Problem details | Report how many lines of the records below include the word "网上工作交易系统". Give nothing but the number.
⁂
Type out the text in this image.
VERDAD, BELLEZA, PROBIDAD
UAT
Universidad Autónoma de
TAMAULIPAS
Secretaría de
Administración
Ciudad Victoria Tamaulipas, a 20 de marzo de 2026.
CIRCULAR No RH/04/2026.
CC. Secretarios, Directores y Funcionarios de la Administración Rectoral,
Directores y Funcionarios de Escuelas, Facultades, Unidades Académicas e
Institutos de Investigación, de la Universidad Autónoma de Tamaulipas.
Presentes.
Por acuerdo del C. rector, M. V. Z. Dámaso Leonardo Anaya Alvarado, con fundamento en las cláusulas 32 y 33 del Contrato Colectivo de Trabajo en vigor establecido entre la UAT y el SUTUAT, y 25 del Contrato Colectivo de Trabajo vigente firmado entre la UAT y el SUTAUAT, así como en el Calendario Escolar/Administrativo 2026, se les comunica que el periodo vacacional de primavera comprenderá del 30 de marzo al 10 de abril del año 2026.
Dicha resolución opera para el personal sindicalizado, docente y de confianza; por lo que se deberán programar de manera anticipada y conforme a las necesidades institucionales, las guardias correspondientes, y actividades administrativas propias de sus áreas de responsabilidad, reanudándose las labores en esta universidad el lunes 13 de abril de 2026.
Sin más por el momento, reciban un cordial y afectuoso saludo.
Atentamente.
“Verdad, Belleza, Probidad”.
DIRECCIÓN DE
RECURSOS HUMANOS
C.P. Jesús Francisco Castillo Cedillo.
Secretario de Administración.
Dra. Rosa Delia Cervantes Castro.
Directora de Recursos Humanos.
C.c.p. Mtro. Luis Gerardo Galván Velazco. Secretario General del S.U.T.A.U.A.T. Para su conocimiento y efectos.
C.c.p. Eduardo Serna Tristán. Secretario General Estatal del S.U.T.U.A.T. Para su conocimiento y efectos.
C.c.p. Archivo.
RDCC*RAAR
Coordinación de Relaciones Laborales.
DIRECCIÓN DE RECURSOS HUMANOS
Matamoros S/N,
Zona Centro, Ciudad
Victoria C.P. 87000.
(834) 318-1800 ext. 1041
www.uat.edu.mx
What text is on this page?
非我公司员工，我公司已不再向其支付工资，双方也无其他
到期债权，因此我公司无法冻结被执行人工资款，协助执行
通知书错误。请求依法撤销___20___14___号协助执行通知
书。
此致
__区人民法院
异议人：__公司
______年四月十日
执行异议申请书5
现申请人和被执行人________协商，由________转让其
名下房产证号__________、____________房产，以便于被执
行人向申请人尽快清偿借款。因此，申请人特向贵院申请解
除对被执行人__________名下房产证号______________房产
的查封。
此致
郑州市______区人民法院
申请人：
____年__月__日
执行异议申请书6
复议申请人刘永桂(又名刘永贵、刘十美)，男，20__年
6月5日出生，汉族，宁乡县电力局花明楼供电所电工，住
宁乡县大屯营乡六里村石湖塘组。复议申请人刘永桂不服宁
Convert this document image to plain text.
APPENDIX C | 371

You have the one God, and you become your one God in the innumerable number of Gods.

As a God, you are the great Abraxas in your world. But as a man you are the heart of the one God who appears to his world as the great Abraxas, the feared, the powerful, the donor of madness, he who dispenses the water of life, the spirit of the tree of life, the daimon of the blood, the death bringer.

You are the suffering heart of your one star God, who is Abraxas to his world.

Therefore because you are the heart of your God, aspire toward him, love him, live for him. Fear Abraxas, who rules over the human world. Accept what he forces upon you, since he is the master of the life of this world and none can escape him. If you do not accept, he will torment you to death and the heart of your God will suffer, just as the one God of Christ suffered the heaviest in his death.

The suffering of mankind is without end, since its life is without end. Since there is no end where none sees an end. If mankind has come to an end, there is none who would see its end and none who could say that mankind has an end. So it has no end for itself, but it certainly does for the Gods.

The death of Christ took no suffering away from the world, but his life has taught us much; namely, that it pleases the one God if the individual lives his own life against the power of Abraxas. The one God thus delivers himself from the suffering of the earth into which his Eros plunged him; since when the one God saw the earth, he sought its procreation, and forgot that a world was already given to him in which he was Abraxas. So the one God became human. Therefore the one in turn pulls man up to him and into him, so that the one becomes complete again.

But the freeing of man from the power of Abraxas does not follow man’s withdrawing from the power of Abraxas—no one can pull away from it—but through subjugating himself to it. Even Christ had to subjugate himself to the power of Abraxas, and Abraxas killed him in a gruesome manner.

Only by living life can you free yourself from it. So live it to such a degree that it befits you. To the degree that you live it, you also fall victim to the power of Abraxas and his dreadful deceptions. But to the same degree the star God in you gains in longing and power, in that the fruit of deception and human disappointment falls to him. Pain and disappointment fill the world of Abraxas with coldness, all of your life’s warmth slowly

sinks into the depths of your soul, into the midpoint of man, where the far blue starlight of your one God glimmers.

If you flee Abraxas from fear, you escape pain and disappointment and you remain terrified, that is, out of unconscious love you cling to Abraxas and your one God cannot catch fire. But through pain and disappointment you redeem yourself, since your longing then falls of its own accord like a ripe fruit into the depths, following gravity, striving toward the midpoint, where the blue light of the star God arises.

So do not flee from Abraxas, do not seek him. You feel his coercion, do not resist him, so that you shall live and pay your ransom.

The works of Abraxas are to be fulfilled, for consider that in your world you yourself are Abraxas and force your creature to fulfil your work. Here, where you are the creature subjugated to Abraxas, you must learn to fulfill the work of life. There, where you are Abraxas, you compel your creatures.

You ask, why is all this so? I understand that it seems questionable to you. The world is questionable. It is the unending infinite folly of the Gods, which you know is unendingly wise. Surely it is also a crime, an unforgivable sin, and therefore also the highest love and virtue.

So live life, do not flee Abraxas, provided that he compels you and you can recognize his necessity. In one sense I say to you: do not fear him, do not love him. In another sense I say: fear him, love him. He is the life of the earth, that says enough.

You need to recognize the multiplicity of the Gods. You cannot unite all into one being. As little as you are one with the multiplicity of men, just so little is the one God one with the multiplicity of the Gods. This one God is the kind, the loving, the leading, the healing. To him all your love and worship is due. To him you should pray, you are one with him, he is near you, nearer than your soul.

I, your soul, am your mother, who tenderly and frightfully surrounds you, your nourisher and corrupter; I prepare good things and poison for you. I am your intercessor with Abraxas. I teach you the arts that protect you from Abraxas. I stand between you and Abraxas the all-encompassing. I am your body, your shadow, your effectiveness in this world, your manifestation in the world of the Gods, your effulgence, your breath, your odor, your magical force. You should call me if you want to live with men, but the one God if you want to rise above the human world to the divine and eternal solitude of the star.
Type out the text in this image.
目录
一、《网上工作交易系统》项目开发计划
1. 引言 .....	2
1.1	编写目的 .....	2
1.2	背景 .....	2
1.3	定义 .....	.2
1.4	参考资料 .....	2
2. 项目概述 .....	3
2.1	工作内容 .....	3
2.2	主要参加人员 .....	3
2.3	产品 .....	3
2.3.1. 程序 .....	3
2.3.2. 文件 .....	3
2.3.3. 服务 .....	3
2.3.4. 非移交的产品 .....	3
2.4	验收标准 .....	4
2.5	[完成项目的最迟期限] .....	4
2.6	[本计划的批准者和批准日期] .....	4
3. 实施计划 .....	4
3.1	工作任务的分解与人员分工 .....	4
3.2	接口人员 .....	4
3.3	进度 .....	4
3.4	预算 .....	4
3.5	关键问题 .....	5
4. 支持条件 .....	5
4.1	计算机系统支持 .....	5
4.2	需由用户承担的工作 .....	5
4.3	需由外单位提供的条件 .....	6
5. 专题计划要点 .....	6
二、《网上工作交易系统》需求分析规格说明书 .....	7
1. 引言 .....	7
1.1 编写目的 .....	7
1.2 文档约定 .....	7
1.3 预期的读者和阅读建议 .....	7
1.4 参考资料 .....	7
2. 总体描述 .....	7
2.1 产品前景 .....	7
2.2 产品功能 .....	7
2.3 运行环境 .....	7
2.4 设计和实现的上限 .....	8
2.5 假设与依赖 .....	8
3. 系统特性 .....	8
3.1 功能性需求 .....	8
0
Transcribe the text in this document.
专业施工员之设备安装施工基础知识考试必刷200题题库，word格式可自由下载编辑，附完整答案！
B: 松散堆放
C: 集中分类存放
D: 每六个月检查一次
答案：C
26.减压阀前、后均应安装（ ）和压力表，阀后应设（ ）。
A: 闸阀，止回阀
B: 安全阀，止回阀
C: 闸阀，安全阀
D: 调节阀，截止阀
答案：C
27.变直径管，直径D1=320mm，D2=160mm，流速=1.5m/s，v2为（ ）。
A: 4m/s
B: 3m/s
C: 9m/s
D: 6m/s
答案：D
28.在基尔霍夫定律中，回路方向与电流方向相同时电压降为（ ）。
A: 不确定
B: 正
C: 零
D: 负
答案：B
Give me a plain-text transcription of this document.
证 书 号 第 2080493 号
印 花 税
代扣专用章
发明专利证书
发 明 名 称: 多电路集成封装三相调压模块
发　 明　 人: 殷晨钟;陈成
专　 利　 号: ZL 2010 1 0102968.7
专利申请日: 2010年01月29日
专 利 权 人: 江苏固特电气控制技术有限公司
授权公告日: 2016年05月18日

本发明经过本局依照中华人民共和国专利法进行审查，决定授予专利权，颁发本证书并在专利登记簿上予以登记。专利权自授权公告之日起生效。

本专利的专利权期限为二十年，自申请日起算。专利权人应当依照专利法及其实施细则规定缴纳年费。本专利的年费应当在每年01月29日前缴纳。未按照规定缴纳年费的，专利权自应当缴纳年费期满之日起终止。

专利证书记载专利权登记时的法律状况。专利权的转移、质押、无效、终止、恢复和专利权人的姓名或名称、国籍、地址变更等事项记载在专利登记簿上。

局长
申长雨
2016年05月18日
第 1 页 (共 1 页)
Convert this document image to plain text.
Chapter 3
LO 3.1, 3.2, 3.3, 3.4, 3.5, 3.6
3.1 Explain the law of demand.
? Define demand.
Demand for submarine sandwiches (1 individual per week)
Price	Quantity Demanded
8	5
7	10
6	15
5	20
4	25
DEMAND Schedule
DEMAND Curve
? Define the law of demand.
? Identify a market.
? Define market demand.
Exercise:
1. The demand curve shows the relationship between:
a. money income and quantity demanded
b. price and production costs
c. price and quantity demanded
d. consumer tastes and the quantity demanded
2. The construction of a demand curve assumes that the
⁂
Exercise output | 2